◆ Data for the task ◆
++++++++++

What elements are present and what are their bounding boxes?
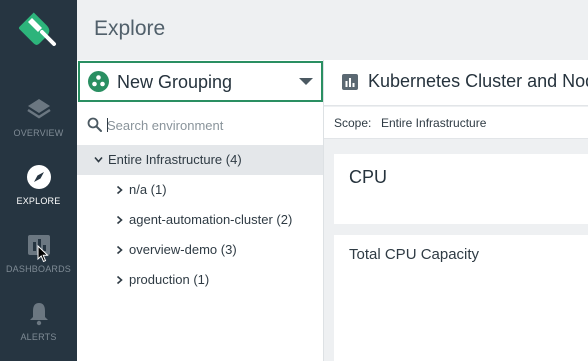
nav-label-dashboards: DASHBOARDS [5,264,71,274]
cpu-section-title: CPU [349,167,388,187]
dashboard-title: Kubernetes Cluster and Node [368,71,588,91]
tree-item-overview-demo[interactable]: overview-demo (3) [77,235,323,265]
tree-item-agent-automation-cluster[interactable]: agent-automation-cluster (2) [77,205,323,235]
text-cursor [107,118,108,132]
bell-icon [29,303,48,326]
tree-label-agent-automation-cluster: agent-automation-cluster (2) [129,212,293,227]
nav-label-explore: EXPLORE [16,196,61,206]
scope-label: Scope: [334,116,372,130]
nav-label-overview: OVERVIEW [13,128,64,138]
chevron-right-icon[interactable] [115,244,124,256]
cpu-capacity-card: Total CPU Capacity [334,235,588,361]
chevron-right-icon[interactable] [115,274,124,286]
tree-label-overview-demo: overview-demo (3) [129,242,237,257]
nav-item-overview[interactable]: OVERVIEW [0,96,77,138]
tree-label-root: Entire Infrastructure (4) [108,152,242,167]
chevron-right-icon[interactable] [115,184,124,196]
grouping-label: New Grouping [117,72,233,92]
nav-label-alerts: ALERTS [20,332,57,342]
page-title: Explore [94,17,166,40]
cpu-section-card: CPU [334,154,588,224]
search-input[interactable] [107,113,307,137]
environment-panel: New Grouping Entire Infrastructure (4) n… [77,60,324,361]
cpu-capacity-title: Total CPU Capacity [349,246,480,263]
chevron-down-icon[interactable] [94,154,103,166]
grouping-icon [88,71,109,92]
bar-chart-icon [342,74,358,90]
tree-item-root[interactable]: Entire Infrastructure (4) [77,145,323,175]
chevron-right-icon[interactable] [115,214,124,226]
dashboard-content: Kubernetes Cluster and Node Scope: Entir… [324,60,588,361]
search-icon [87,117,102,132]
caret-down-icon [299,78,313,85]
layers-icon [26,99,51,119]
mouse-pointer-icon [37,245,49,263]
logo-icon[interactable] [18,8,58,48]
tree-label-production: production (1) [129,272,210,287]
scope-bar: Scope: Entire Infrastructure [324,107,588,139]
tree-item-na[interactable]: n/a (1) [77,175,323,205]
page-header: Explore [77,0,588,60]
compass-icon [26,165,51,189]
environment-tree: Entire Infrastructure (4) n/a (1) agent-… [77,145,323,295]
nav-item-alerts[interactable]: ALERTS [0,300,77,342]
search-bar [77,107,323,143]
dashboard-header: Kubernetes Cluster and Node [324,60,588,106]
nav-item-explore[interactable]: EXPLORE [0,164,77,206]
tree-label-na: n/a (1) [129,182,167,197]
grouping-dropdown[interactable]: New Grouping [78,61,323,102]
tree-item-production[interactable]: production (1) [77,265,323,295]
left-nav: OVERVIEW EXPLORE DASHBOARDS ALERTS [0,0,77,361]
scope-value[interactable]: Entire Infrastructure [381,116,486,130]
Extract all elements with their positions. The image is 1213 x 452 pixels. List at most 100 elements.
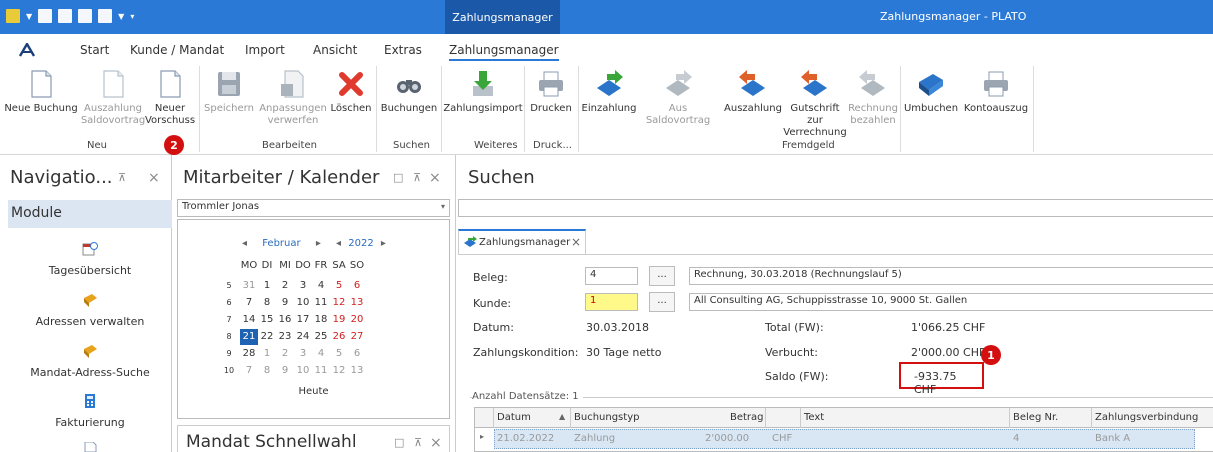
neue-buchung-button[interactable]: Neue Buchung [0,68,82,115]
today-button[interactable]: Heute [178,386,449,397]
calendar-day[interactable]: 20 [348,314,366,325]
calendar-day[interactable]: 8 [258,297,276,308]
calendar-day[interactable]: 16 [276,314,294,325]
calendar-day[interactable]: 31 [240,280,258,291]
loeschen-button[interactable]: Löschen [328,68,374,115]
prev-year-icon[interactable]: ◂ [336,238,341,249]
kunde-browse-button[interactable]: ... [649,292,675,312]
calendar-day[interactable]: 6 [348,348,366,359]
calendar-day[interactable]: 12 [330,297,348,308]
calendar-day[interactable]: 28 [240,348,258,359]
month-label[interactable]: Februar [262,238,300,249]
close-icon[interactable]: × [429,170,441,186]
zahlungsimport-button[interactable]: Zahlungsimport [443,68,523,115]
pin-icon[interactable]: ⊼ [413,171,421,184]
customize-toolbar-icon[interactable]: ▾ [130,12,134,21]
tab-zahlungsmanager[interactable]: Zahlungsmanager [449,43,559,61]
tab-extras[interactable]: Extras [384,43,422,57]
calendar-day[interactable]: 11 [312,365,330,376]
calendar-day[interactable]: 4 [312,280,330,291]
calendar-day[interactable]: 25 [312,331,330,342]
calendar-day[interactable]: 27 [348,331,366,342]
module-item-tagesuebersicht[interactable]: Tagesübersicht [8,241,172,277]
umbuchen-button[interactable]: Umbuchen [903,68,959,115]
auszahlung-saldovortrag-button[interactable]: Auszahlung Saldovortrag [81,68,145,127]
einzahlung-button[interactable]: Einzahlung [580,68,638,115]
table-row[interactable]: ▸ 21.02.2022 Zahlung 2'000.00 CHF 4 Bank… [475,429,1213,449]
calendar-day[interactable]: 8 [258,365,276,376]
module-item-mandat-adress-suche[interactable]: Mandat-Adress-Suche [8,343,172,379]
calendar-day[interactable]: 6 [348,280,366,291]
maximize-icon[interactable]: □ [393,171,403,184]
kontoauszug-button[interactable]: Kontoauszug [961,68,1031,115]
col-header-text[interactable]: Text [804,412,824,423]
auszahlung-button[interactable]: Auszahlung [724,68,782,115]
new-document-icon[interactable] [38,9,53,23]
tab-ansicht[interactable]: Ansicht [313,43,357,57]
calendar-day[interactable]: 9 [276,365,294,376]
prev-month-icon[interactable]: ◂ [242,238,247,249]
search-input[interactable] [458,199,1213,217]
calendar-day[interactable]: 1 [258,348,276,359]
maximize-icon[interactable]: □ [394,436,404,449]
year-label[interactable]: 2022 [348,238,373,249]
chevron-down-icon[interactable]: ▼ [118,12,124,21]
calendar-day[interactable]: 3 [294,348,312,359]
beleg-browse-button[interactable]: ... [649,266,675,286]
calendar-day[interactable]: 14 [240,314,258,325]
close-icon[interactable]: × [430,435,442,451]
rechnung-bezahlen-button[interactable]: Rechnung bezahlen [848,68,898,127]
col-header-beleg-nr[interactable]: Beleg Nr. [1013,412,1058,423]
print-icon[interactable] [98,9,113,23]
beleg-input[interactable]: 4 [585,267,638,285]
calendar-day[interactable]: 19 [330,314,348,325]
calendar-day[interactable]: 21 [240,329,258,345]
employee-select[interactable]: Trommler Jonas ▾ [177,199,450,217]
calendar-day[interactable]: 26 [330,331,348,342]
tab-zahlungsmanager-doc[interactable]: Zahlungsmanager × [458,229,586,255]
module-item-fakturierung[interactable]: Fakturierung [8,393,172,429]
next-year-icon[interactable]: ▸ [381,238,386,249]
calendar-day[interactable]: 1 [258,280,276,291]
app-menu-icon[interactable] [18,43,36,57]
app-logo-icon[interactable] [6,9,20,23]
col-header-buchungstyp[interactable]: Buchungstyp [574,412,639,423]
calendar-day[interactable]: 2 [276,348,294,359]
drucken-button[interactable]: Drucken [526,68,576,115]
calendar-day[interactable]: 13 [348,297,366,308]
calendar-day[interactable]: 9 [276,297,294,308]
calendar-day[interactable]: 18 [312,314,330,325]
col-header-datum[interactable]: Datum [497,412,531,423]
save-all-icon[interactable] [78,9,93,23]
calendar-day[interactable]: 12 [330,365,348,376]
calendar-day[interactable]: 17 [294,314,312,325]
pin-icon[interactable]: ⊼ [414,436,422,449]
aus-saldovortrag-button[interactable]: Aus Saldovortrag [638,68,718,127]
calendar-day[interactable]: 23 [276,331,294,342]
tab-start[interactable]: Start [80,43,109,57]
calendar-day[interactable]: 10 [294,297,312,308]
calendar-day[interactable]: 3 [294,280,312,291]
buchungen-button[interactable]: Buchungen [379,68,439,115]
module-section-header[interactable]: Module [8,200,172,228]
kunde-input[interactable]: 1 [585,293,638,311]
tab-import[interactable]: Import [245,43,285,57]
save-icon[interactable] [58,9,73,23]
neuer-vorschuss-button[interactable]: Neuer Vorschuss [144,68,196,127]
calendar-day[interactable]: 11 [312,297,330,308]
calendar-day[interactable]: 4 [312,348,330,359]
calendar-day[interactable]: 7 [240,365,258,376]
tab-kunde-mandat[interactable]: Kunde / Mandat [130,43,224,57]
calendar-day[interactable]: 15 [258,314,276,325]
col-header-zahlungsverbindung[interactable]: Zahlungsverbindung [1095,412,1198,423]
calendar-day[interactable]: 2 [276,280,294,291]
gutschrift-verrechnung-button[interactable]: Gutschrift zur Verrechnung [782,68,848,139]
calendar-day[interactable]: 13 [348,365,366,376]
calendar-day[interactable]: 5 [330,280,348,291]
anpassungen-verwerfen-button[interactable]: Anpassungen verwerfen [258,68,328,127]
chevron-down-icon[interactable]: ▼ [26,12,32,21]
calendar-day[interactable]: 22 [258,331,276,342]
calendar-day[interactable]: 7 [240,297,258,308]
calendar-day[interactable]: 10 [294,365,312,376]
next-month-icon[interactable]: ▸ [316,238,321,249]
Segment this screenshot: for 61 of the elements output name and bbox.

++++++++++

◆ Exercise instructions ◆
Take the stretch of lines from the one containing "nav-label-dashboards: DASHBOARDS [5,264,71,274]" through the one containing "tree-item-overview-demo[interactable]: overview-demo (3)", switch "Kubernetes" to "K8s", and give back only those lines with everything else unchanged.

◆ Answer to the problem ◆
nav-label-dashboards: DASHBOARDS [5,264,71,274]
cpu-section-title: CPU [349,167,388,187]
dashboard-title: K8s Cluster and Node [368,71,588,91]
tree-item-overview-demo[interactable]: overview-demo (3) [77,235,323,265]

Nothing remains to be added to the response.